● Raw records
— begin —

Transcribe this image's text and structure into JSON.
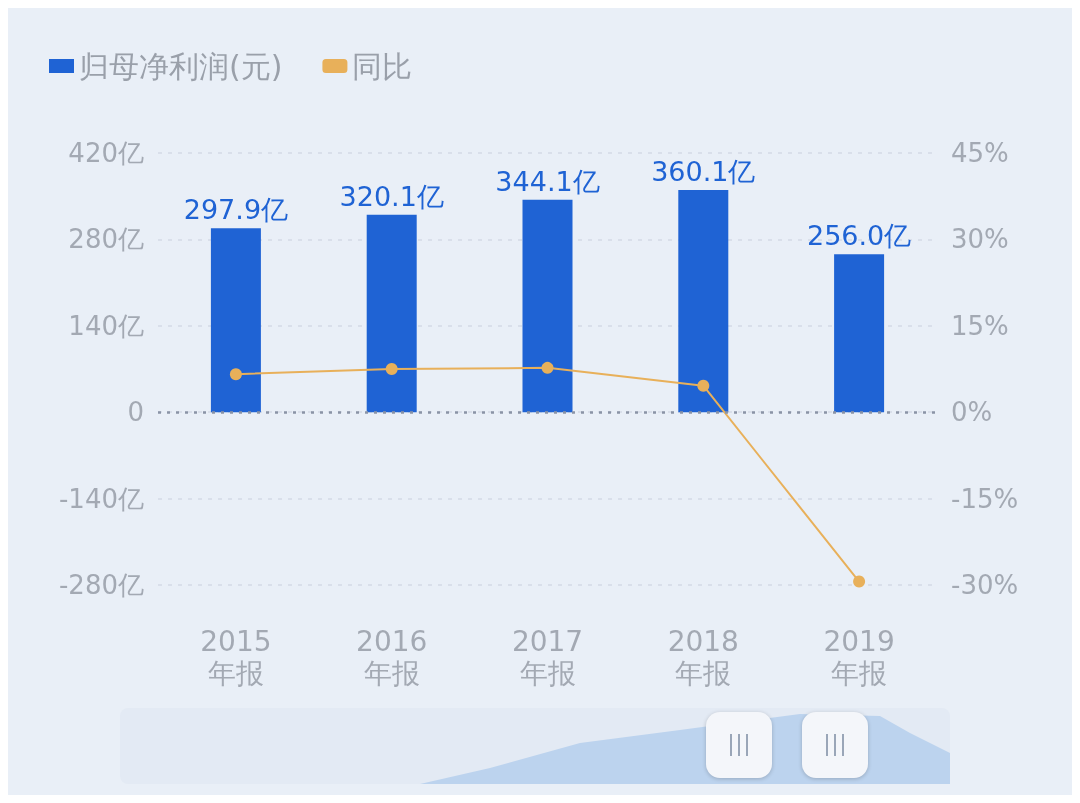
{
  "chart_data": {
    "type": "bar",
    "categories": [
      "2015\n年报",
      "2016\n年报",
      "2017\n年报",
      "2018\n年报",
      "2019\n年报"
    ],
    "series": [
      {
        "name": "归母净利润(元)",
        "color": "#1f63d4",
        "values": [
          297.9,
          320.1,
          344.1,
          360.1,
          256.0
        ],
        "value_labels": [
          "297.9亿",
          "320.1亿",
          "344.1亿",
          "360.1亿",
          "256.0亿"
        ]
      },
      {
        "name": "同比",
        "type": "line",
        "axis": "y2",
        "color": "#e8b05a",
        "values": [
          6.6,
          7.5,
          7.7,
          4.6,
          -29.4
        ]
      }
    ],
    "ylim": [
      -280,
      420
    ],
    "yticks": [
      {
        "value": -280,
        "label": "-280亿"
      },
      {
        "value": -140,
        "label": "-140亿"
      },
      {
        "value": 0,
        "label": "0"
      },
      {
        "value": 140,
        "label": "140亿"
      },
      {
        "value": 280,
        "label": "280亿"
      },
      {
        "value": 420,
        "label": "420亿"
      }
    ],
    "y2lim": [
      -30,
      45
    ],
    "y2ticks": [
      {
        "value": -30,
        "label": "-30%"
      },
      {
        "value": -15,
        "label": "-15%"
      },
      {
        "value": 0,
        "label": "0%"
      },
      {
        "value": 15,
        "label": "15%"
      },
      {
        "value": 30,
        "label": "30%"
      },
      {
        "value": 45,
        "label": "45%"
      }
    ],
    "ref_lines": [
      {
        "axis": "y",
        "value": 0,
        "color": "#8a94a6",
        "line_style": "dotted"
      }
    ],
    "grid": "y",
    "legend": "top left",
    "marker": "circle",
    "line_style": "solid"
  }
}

— end —

Find each line holding the word "color" and copy it.

        "color": "#1f63d4",
        "color": "#e8b05a",
        "color": "#8a94a6",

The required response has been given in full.